— WHAT YOU WILL DO —
Copy out all lines where "JSON" appears.

Figure record listings
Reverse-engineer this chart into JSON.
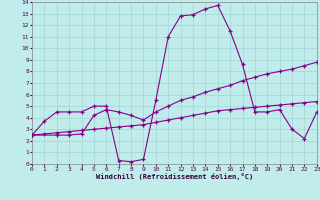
{
  "xlabel": "Windchill (Refroidissement éolien,°C)",
  "bg_color": "#c0ecec",
  "grid_color": "#a8d8d8",
  "line_color": "#880088",
  "xlim": [
    0,
    23
  ],
  "ylim": [
    0,
    14
  ],
  "xticks": [
    0,
    1,
    2,
    3,
    4,
    5,
    6,
    7,
    8,
    9,
    10,
    11,
    12,
    13,
    14,
    15,
    16,
    17,
    18,
    19,
    20,
    21,
    22,
    23
  ],
  "yticks": [
    0,
    1,
    2,
    3,
    4,
    5,
    6,
    7,
    8,
    9,
    10,
    11,
    12,
    13,
    14
  ],
  "line1_x": [
    0,
    1,
    2,
    3,
    4,
    5,
    6,
    7,
    8,
    9,
    10,
    11,
    12,
    13,
    14,
    15,
    16,
    17,
    18,
    19,
    20,
    21,
    22,
    23
  ],
  "line1_y": [
    2.5,
    3.7,
    4.5,
    4.5,
    4.5,
    5.0,
    5.0,
    0.3,
    0.2,
    0.4,
    5.5,
    11.0,
    12.8,
    12.9,
    13.4,
    13.7,
    11.5,
    8.6,
    4.5,
    4.5,
    4.7,
    3.0,
    2.2,
    4.5
  ],
  "line2_x": [
    0,
    1,
    2,
    3,
    4,
    5,
    6,
    7,
    8,
    9,
    10,
    11,
    12,
    13,
    14,
    15,
    16,
    17,
    18,
    19,
    20,
    21,
    22,
    23
  ],
  "line2_y": [
    2.5,
    2.6,
    2.7,
    2.8,
    2.9,
    3.0,
    3.1,
    3.2,
    3.3,
    3.4,
    3.6,
    3.8,
    4.0,
    4.2,
    4.4,
    4.6,
    4.7,
    4.8,
    4.9,
    5.0,
    5.1,
    5.2,
    5.3,
    5.4
  ],
  "line3_x": [
    0,
    2,
    3,
    4,
    5,
    6,
    7,
    8,
    9,
    10,
    11,
    12,
    13,
    14,
    15,
    16,
    17,
    18,
    19,
    20,
    21,
    22,
    23
  ],
  "line3_y": [
    2.5,
    2.5,
    2.5,
    2.6,
    4.2,
    4.7,
    4.5,
    4.2,
    3.8,
    4.5,
    5.0,
    5.5,
    5.8,
    6.2,
    6.5,
    6.8,
    7.2,
    7.5,
    7.8,
    8.0,
    8.2,
    8.5,
    8.8
  ]
}
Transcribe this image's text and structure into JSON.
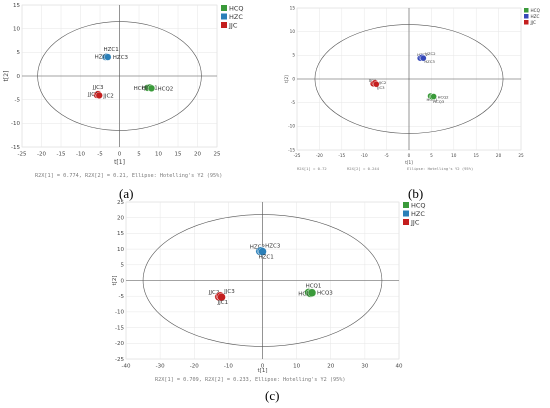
{
  "chart_data": [
    {
      "type": "scatter",
      "caption": "(a)",
      "xlabel": "t[1]",
      "ylabel": "t[2]",
      "xlim": [
        -25,
        25
      ],
      "ylim": [
        -15,
        15
      ],
      "xticks": [
        -25,
        -20,
        -15,
        -10,
        -5,
        0,
        5,
        10,
        15,
        20,
        25
      ],
      "yticks": [
        -15,
        -10,
        -5,
        0,
        5,
        10,
        15
      ],
      "footer": "R2X[1] = 0.774, R2X[2] = 0.21, Ellipse: Hotelling's Y2 (95%)",
      "ellipse": {
        "cx": 0,
        "cy": 0,
        "rx": 21,
        "ry": 11.5
      },
      "legend": {
        "position": "top-right",
        "entries": [
          "HCQ",
          "HZC",
          "JJC"
        ]
      },
      "series": [
        {
          "name": "HCQ",
          "color": "#3a9a3a",
          "points": [
            {
              "x": 7.2,
              "y": -2.5
            },
            {
              "x": 7.8,
              "y": -2.4
            },
            {
              "x": 8.2,
              "y": -2.6
            }
          ],
          "labels": [
            "HCQ3",
            "HCQ1",
            "HCQ2"
          ]
        },
        {
          "name": "HZC",
          "color": "#2a7fb8",
          "points": [
            {
              "x": -3.6,
              "y": 4.0
            },
            {
              "x": -3.3,
              "y": 4.1
            },
            {
              "x": -3.0,
              "y": 4.0
            }
          ],
          "labels": [
            "HZC1",
            "HZC2",
            "HZC3"
          ]
        },
        {
          "name": "JJC",
          "color": "#c41e1e",
          "points": [
            {
              "x": -5.8,
              "y": -4.0
            },
            {
              "x": -5.5,
              "y": -3.8
            },
            {
              "x": -5.2,
              "y": -4.1
            }
          ],
          "labels": [
            "JJC3",
            "JJC1",
            "JJC2"
          ]
        }
      ]
    },
    {
      "type": "scatter",
      "caption": "(b)",
      "xlabel": "t[1]",
      "ylabel": "t[2]",
      "xlim": [
        -25,
        25
      ],
      "ylim": [
        -15,
        15
      ],
      "xticks": [
        -25,
        -20,
        -15,
        -10,
        -5,
        0,
        5,
        10,
        15,
        20,
        25
      ],
      "yticks": [
        -15,
        -10,
        -5,
        0,
        5,
        10,
        15
      ],
      "footer_left": "R2X[1] = 0.72",
      "footer_mid": "R2X[2] = 0.244",
      "footer_right": "Ellipse: Hotelling's Y2 (95%)",
      "ellipse": {
        "cx": 0,
        "cy": 0,
        "rx": 21,
        "ry": 11.5
      },
      "legend": {
        "position": "top-right",
        "entries": [
          "HCQ",
          "HZC",
          "JJC"
        ]
      },
      "series": [
        {
          "name": "HCQ",
          "color": "#3a9a3a",
          "points": [
            {
              "x": 4.8,
              "y": -3.6
            },
            {
              "x": 5.2,
              "y": -3.8
            },
            {
              "x": 5.5,
              "y": -3.7
            }
          ],
          "labels": [
            "HCQ1",
            "HCQ3",
            "HCQ2"
          ]
        },
        {
          "name": "HZC",
          "color": "#3548b8",
          "points": [
            {
              "x": 2.5,
              "y": 4.4
            },
            {
              "x": 2.9,
              "y": 4.6
            },
            {
              "x": 3.2,
              "y": 4.4
            }
          ],
          "labels": [
            "HZC1",
            "HZC2",
            "HZC3"
          ]
        },
        {
          "name": "JJC",
          "color": "#c41e1e",
          "points": [
            {
              "x": -8.0,
              "y": -1.0
            },
            {
              "x": -7.6,
              "y": -0.8
            },
            {
              "x": -7.3,
              "y": -1.1
            }
          ],
          "labels": [
            "JJC1",
            "JJC2",
            "JJC3"
          ]
        }
      ]
    },
    {
      "type": "scatter",
      "caption": "(c)",
      "xlabel": "t[1]",
      "ylabel": "t[2]",
      "xlim": [
        -40,
        40
      ],
      "ylim": [
        -25,
        25
      ],
      "xticks": [
        -40,
        -30,
        -20,
        -10,
        0,
        10,
        20,
        30,
        40
      ],
      "yticks": [
        -25,
        -20,
        -15,
        -10,
        -5,
        0,
        5,
        10,
        15,
        20,
        25
      ],
      "footer": "R2X[1] = 0.709, R2X[2] = 0.233, Ellipse: Hotelling's Y2 (95%)",
      "ellipse": {
        "cx": 0,
        "cy": 0,
        "rx": 35,
        "ry": 21
      },
      "legend": {
        "position": "top-right",
        "entries": [
          "HCQ",
          "HZC",
          "JJC"
        ]
      },
      "series": [
        {
          "name": "HCQ",
          "color": "#3a9a3a",
          "points": [
            {
              "x": 13.5,
              "y": -3.8
            },
            {
              "x": 14.0,
              "y": -4.1
            },
            {
              "x": 14.5,
              "y": -3.9
            }
          ],
          "labels": [
            "HCQ1",
            "HCQ2",
            "HCQ3"
          ]
        },
        {
          "name": "HZC",
          "color": "#2a7fb8",
          "points": [
            {
              "x": -0.8,
              "y": 9.3
            },
            {
              "x": -0.4,
              "y": 9.5
            },
            {
              "x": 0.0,
              "y": 9.2
            }
          ],
          "labels": [
            "HZC2",
            "HZC3",
            "HZC1"
          ]
        },
        {
          "name": "JJC",
          "color": "#c41e1e",
          "points": [
            {
              "x": -12.8,
              "y": -5.2
            },
            {
              "x": -12.4,
              "y": -4.9
            },
            {
              "x": -12.0,
              "y": -5.3
            }
          ],
          "labels": [
            "JJC2",
            "JJC3",
            "JJC1"
          ]
        }
      ]
    }
  ]
}
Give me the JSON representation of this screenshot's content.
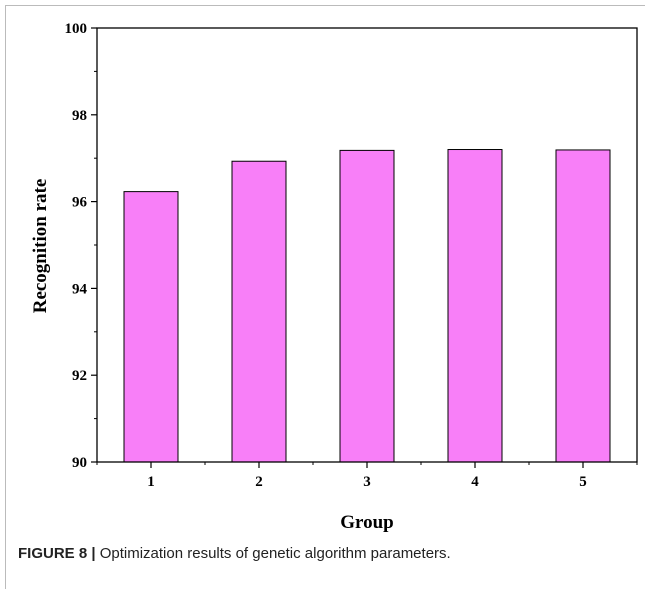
{
  "chart_data": {
    "type": "bar",
    "categories": [
      "1",
      "2",
      "3",
      "4",
      "5"
    ],
    "values": [
      96.23,
      96.93,
      97.18,
      97.2,
      97.19
    ],
    "xlabel": "Group",
    "ylabel": "Recognition rate",
    "ylim": [
      90,
      100
    ],
    "yticks": [
      "90",
      "92",
      "94",
      "96",
      "98",
      "100"
    ],
    "grid": false,
    "bar_color": "#f87ff8",
    "bar_edge_color": "#000000"
  },
  "caption": {
    "label": "FIGURE 8 |",
    "text": " Optimization results of genetic algorithm parameters."
  }
}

— THE REPLY —
Reverse-engineer this chart into JSON.
Transcribe this image's text and structure into JSON.
Give me the JSON representation of this screenshot's content.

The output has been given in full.